_Exercise brief_:
Locate all lines with the word "russia" and copy them out.

Entries taken from a collection:
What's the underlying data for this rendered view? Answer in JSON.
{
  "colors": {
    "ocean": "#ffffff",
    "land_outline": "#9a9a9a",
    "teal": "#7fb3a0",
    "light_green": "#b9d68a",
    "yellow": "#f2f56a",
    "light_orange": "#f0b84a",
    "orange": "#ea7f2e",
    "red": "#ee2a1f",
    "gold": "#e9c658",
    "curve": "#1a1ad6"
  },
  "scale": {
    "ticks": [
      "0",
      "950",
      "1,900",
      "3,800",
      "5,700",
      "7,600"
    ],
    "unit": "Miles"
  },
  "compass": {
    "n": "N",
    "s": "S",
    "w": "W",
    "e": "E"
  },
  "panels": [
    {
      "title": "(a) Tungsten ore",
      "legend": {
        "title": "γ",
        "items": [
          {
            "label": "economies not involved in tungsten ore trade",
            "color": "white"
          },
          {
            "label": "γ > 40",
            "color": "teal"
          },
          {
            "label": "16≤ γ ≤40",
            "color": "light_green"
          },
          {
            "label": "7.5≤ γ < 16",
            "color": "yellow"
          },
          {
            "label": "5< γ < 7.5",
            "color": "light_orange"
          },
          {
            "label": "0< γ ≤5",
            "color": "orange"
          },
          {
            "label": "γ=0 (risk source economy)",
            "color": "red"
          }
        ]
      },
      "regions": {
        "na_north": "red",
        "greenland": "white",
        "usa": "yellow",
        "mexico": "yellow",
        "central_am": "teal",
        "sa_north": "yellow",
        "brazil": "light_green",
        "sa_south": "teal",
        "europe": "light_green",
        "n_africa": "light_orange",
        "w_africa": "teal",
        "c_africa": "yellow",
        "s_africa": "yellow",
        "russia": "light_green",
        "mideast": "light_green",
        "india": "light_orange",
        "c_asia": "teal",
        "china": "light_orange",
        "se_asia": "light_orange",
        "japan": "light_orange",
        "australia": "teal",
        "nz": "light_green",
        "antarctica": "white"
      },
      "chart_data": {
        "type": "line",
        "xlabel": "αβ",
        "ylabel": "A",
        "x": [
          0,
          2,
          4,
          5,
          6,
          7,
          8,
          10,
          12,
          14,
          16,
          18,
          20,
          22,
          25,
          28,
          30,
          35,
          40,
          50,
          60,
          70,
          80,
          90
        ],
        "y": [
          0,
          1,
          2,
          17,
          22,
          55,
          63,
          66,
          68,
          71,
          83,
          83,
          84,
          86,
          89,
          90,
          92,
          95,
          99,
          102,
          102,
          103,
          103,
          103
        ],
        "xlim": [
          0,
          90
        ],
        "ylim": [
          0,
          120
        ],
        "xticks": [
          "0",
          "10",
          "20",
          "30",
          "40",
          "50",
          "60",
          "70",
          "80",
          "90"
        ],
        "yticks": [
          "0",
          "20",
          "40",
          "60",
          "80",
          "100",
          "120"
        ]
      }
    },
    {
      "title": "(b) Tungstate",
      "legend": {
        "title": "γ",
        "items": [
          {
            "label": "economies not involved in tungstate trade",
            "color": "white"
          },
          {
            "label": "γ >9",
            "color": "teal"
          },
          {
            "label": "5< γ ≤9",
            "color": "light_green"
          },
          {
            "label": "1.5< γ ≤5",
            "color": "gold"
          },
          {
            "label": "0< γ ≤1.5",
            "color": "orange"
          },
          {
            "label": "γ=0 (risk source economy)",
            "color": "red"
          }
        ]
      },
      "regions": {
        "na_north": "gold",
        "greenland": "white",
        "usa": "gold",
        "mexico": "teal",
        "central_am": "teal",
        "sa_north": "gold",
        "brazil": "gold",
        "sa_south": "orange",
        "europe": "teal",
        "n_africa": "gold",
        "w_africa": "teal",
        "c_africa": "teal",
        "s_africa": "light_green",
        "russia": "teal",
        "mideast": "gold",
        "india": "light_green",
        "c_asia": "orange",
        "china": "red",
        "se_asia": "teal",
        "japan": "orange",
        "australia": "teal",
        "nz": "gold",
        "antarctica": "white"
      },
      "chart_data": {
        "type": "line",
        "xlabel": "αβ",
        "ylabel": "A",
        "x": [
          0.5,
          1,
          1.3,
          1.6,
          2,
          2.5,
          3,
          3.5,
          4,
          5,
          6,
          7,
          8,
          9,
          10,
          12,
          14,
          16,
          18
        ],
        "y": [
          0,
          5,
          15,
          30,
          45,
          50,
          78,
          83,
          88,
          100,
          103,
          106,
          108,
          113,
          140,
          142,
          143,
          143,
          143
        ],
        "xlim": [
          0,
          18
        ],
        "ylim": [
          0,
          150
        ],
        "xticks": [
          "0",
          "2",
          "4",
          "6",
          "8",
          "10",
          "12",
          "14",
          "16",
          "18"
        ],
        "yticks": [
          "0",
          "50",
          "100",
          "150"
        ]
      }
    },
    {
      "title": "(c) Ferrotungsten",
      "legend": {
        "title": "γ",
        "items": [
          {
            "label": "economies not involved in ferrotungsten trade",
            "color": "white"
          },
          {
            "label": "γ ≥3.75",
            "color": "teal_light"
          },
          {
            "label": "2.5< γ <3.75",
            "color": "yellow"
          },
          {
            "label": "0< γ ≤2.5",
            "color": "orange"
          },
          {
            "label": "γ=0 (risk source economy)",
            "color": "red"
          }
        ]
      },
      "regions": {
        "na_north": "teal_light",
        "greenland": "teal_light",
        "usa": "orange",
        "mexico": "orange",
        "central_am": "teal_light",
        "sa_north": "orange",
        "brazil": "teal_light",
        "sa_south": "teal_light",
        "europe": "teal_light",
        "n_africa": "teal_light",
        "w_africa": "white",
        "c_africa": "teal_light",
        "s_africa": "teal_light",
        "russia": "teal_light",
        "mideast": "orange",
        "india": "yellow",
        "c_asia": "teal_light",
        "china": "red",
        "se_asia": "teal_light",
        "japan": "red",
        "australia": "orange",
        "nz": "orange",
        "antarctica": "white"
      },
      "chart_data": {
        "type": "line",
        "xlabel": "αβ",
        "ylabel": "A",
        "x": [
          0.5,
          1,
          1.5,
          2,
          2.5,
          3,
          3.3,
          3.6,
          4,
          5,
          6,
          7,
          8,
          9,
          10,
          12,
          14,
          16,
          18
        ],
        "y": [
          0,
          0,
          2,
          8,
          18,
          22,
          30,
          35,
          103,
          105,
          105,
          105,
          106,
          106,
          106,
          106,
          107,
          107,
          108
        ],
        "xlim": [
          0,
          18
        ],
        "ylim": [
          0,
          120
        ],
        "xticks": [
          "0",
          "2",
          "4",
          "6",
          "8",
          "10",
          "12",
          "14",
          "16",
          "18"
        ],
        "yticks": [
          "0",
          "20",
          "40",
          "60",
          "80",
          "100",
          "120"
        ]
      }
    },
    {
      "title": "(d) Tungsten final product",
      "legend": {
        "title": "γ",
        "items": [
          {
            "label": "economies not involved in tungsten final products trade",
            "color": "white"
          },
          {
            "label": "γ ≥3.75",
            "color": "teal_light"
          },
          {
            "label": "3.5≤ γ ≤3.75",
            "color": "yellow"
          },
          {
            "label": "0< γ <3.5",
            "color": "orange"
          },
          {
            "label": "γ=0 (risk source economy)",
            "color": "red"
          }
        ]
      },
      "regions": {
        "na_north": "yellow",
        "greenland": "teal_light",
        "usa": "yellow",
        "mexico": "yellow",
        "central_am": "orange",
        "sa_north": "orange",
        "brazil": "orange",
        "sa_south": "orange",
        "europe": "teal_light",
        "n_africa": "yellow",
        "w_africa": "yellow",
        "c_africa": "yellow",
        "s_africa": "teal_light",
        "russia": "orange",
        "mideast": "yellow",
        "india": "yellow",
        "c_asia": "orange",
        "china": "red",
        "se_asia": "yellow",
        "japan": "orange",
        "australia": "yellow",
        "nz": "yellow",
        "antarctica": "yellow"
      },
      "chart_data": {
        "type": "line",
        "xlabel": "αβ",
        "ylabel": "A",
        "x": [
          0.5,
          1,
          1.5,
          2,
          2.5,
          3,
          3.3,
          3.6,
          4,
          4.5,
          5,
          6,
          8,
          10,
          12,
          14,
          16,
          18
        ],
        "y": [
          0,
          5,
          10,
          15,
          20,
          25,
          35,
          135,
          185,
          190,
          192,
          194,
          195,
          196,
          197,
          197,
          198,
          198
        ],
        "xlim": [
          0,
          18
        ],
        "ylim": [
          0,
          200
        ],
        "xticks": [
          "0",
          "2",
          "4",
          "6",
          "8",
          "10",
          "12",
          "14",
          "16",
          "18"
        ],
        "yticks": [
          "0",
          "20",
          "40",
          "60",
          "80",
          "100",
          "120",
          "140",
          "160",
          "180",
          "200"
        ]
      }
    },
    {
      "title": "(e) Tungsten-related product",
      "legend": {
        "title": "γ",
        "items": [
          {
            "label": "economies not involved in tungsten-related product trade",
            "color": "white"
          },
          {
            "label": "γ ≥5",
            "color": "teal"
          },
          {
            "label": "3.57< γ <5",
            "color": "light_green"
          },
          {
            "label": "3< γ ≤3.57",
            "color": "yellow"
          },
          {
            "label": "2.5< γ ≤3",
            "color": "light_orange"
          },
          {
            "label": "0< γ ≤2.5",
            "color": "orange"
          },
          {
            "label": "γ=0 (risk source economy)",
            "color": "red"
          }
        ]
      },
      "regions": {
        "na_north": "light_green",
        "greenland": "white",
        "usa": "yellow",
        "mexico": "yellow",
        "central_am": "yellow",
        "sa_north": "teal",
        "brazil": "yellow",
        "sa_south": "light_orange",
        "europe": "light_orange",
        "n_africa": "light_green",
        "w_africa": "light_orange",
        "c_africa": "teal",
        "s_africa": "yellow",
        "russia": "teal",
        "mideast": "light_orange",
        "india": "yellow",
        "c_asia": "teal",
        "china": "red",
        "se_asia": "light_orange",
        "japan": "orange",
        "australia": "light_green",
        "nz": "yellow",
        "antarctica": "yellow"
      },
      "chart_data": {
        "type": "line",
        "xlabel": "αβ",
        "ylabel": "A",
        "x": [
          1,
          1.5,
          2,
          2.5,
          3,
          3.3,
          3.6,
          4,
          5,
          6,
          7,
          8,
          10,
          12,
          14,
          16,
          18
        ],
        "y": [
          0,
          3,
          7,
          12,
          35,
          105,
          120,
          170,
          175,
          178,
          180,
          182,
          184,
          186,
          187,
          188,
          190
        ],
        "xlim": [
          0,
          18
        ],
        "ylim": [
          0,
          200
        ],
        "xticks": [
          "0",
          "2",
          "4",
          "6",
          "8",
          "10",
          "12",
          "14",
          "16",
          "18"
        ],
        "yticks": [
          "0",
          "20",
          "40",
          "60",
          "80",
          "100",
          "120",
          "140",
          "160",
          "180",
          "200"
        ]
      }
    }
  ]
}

_Result of this exercise_:
        "russia": "light_green",
        "russia": "teal",
        "russia": "teal_light",
        "russia": "orange",
        "russia": "teal",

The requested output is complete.